## GIVEN EXERCISE
Look through the records that follow. Copy every line containing the word "America".

Dataset listings of figures:
┌──
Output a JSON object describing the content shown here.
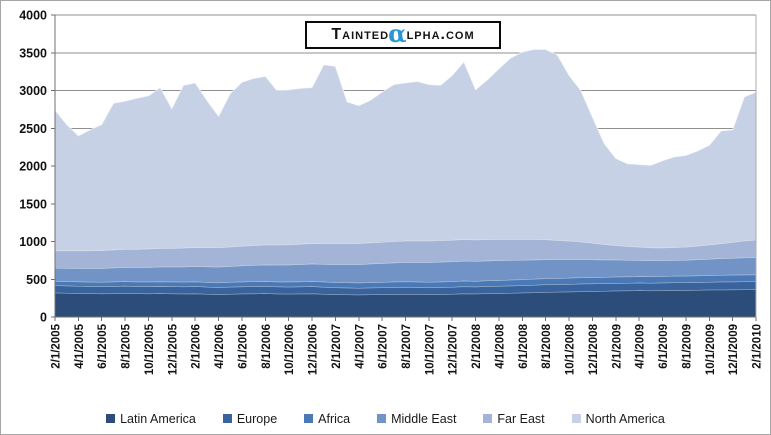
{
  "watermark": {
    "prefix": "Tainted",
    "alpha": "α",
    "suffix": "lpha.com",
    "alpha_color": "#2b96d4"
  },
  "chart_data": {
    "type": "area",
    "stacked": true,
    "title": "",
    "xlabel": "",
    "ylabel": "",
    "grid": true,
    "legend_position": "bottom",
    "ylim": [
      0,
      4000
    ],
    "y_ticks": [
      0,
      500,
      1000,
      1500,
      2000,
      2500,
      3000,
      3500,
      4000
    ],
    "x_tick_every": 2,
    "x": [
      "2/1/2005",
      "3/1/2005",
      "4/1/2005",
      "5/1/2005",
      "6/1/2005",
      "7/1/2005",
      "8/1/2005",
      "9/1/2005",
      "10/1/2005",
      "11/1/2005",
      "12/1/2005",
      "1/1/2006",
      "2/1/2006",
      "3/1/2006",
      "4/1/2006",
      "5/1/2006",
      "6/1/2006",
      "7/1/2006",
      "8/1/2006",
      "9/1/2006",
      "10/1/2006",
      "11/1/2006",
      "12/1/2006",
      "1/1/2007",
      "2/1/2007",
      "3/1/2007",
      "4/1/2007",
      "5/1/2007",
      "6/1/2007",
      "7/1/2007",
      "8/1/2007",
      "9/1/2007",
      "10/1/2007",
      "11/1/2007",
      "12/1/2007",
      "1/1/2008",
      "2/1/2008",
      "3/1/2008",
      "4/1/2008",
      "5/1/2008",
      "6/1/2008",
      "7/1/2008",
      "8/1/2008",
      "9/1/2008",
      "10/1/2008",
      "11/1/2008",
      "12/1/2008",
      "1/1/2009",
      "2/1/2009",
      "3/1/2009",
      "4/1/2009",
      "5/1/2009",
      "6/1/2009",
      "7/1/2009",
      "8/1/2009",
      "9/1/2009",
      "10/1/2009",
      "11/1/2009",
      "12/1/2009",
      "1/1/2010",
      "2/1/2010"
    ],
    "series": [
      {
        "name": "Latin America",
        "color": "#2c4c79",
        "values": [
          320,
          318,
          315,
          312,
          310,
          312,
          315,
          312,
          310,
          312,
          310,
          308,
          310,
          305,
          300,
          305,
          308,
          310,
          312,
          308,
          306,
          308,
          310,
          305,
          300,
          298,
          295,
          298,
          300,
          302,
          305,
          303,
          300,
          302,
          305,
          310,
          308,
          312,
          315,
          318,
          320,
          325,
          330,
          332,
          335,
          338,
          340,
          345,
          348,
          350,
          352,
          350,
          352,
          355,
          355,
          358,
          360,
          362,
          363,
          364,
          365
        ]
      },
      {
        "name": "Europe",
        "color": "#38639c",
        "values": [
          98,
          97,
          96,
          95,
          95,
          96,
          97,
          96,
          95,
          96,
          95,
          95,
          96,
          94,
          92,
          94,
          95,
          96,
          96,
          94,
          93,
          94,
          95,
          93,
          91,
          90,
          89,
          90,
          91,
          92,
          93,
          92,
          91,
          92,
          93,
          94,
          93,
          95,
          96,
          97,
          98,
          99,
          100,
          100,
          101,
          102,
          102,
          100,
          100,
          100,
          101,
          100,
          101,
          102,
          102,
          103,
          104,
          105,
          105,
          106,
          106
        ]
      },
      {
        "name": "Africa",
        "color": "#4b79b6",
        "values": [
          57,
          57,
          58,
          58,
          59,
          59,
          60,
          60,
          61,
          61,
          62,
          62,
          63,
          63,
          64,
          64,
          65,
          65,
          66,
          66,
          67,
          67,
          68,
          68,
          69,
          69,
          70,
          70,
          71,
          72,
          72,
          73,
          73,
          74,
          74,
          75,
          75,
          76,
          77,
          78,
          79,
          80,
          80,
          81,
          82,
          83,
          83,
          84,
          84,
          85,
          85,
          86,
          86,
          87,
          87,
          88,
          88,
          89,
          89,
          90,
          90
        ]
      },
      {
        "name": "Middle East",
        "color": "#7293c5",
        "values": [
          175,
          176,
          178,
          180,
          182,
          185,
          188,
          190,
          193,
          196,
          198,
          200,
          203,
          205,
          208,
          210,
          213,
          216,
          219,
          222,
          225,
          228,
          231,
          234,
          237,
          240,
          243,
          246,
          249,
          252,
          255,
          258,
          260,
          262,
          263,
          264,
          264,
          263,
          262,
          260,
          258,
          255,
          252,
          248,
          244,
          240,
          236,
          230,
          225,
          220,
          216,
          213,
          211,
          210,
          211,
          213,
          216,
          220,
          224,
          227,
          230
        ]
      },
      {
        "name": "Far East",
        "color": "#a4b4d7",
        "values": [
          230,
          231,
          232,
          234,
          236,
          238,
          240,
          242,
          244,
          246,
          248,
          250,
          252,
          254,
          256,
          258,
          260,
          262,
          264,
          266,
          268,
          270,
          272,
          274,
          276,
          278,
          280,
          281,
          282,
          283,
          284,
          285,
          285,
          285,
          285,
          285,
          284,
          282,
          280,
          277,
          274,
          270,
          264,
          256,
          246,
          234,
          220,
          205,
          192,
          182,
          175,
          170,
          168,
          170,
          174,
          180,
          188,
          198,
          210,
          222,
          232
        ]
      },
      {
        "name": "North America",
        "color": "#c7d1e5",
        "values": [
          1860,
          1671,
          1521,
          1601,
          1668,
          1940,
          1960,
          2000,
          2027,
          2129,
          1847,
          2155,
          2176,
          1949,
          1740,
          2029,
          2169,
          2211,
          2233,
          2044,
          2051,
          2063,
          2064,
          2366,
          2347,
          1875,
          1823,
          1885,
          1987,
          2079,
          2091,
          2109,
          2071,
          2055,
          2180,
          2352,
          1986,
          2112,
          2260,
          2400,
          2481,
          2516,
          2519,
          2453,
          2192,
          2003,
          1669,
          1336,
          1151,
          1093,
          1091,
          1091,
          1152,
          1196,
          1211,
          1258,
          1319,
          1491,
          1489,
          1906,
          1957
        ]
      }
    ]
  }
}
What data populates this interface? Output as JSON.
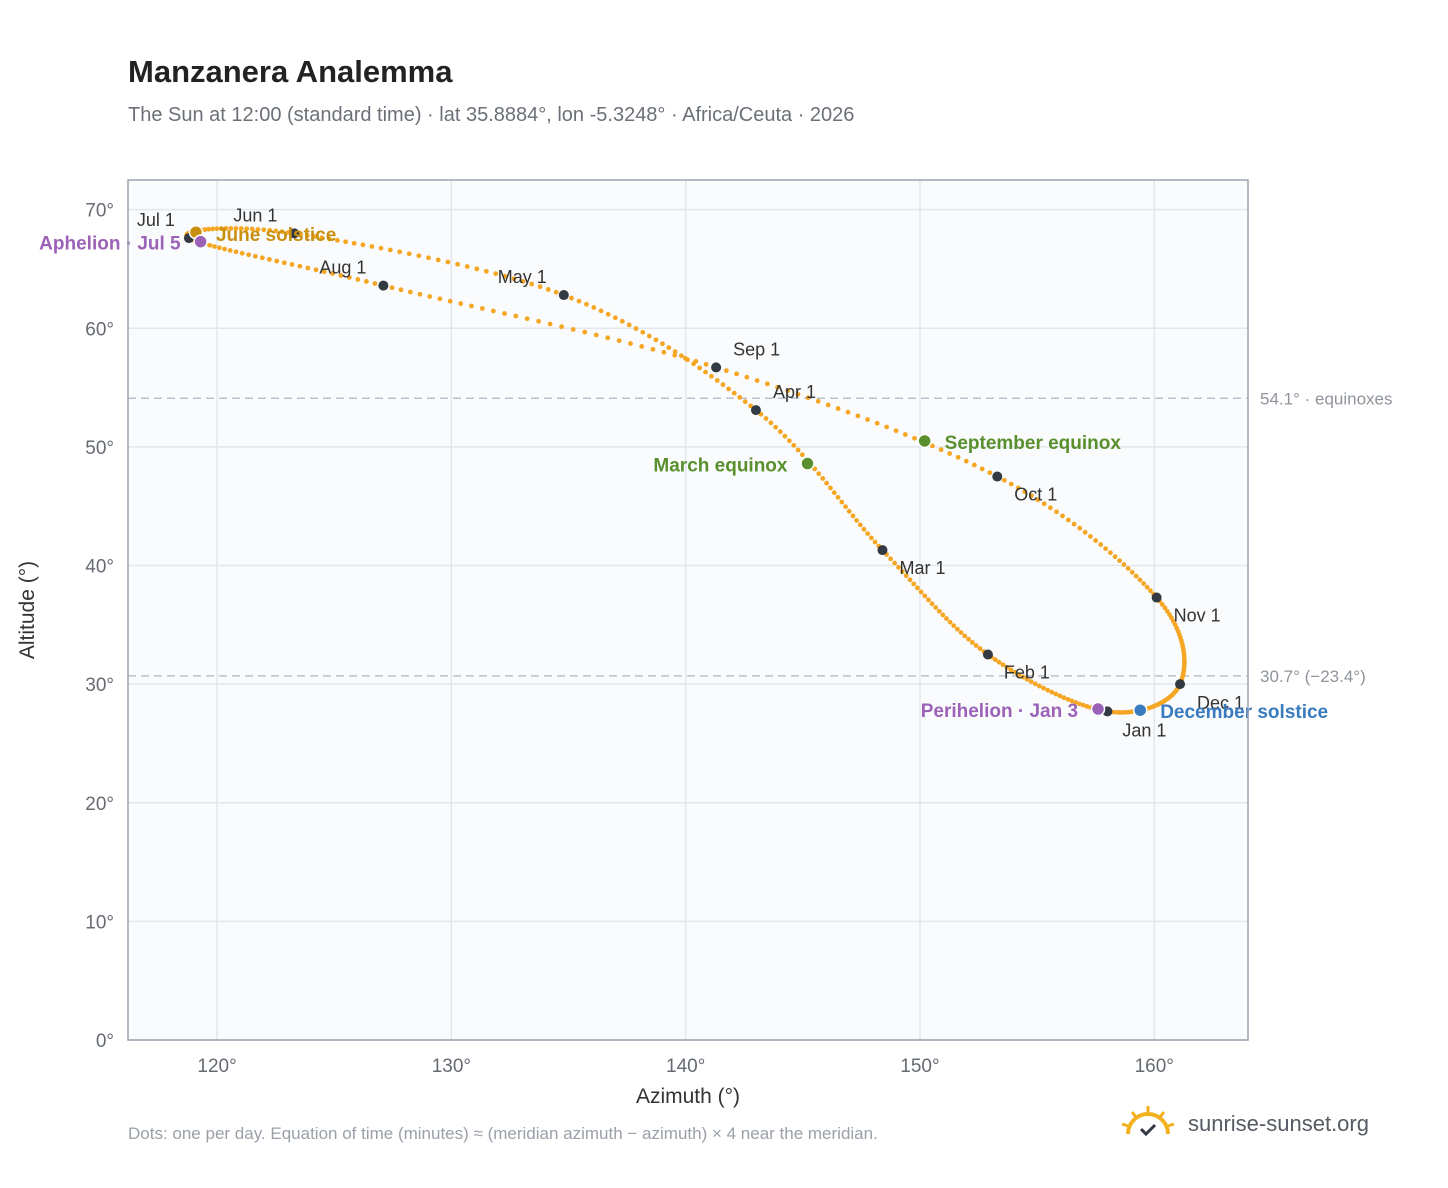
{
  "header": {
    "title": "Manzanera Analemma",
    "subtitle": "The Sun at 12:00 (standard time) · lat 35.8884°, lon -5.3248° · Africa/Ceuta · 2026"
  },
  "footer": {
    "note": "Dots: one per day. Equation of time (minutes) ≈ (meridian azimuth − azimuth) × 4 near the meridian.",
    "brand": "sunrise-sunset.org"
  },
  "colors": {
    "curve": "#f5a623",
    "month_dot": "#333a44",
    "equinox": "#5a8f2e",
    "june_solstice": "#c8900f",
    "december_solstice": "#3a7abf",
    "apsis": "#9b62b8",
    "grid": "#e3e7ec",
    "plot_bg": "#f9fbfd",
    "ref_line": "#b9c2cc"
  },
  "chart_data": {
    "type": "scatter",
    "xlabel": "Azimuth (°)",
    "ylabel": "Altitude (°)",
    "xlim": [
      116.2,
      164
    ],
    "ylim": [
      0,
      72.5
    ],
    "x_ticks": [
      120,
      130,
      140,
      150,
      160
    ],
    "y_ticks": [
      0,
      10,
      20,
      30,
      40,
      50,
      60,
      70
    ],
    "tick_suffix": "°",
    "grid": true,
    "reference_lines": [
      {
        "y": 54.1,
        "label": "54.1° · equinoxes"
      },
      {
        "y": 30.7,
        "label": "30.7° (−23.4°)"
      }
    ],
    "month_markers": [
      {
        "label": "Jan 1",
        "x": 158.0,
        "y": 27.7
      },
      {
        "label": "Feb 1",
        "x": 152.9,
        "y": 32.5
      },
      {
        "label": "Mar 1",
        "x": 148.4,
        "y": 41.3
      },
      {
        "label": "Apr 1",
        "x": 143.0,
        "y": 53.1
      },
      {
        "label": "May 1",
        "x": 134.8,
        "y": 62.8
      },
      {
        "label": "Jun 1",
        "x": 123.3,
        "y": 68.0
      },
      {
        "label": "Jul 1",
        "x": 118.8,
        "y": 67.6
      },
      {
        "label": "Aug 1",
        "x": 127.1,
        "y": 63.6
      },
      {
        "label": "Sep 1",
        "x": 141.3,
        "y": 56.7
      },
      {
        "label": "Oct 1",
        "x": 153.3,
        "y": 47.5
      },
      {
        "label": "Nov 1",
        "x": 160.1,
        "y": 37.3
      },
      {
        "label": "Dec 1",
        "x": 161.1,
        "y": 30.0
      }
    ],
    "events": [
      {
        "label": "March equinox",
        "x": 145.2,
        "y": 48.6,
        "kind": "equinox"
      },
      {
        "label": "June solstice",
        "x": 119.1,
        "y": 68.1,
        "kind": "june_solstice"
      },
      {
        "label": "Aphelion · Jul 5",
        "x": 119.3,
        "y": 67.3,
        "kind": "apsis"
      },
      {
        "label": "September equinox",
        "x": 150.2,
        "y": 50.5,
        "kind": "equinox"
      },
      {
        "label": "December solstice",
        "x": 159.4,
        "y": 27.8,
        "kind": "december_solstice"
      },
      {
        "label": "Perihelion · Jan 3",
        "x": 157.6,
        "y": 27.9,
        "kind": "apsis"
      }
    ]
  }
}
└──
## THE REPLY
        "name": "Latin America",
        "name": "North America",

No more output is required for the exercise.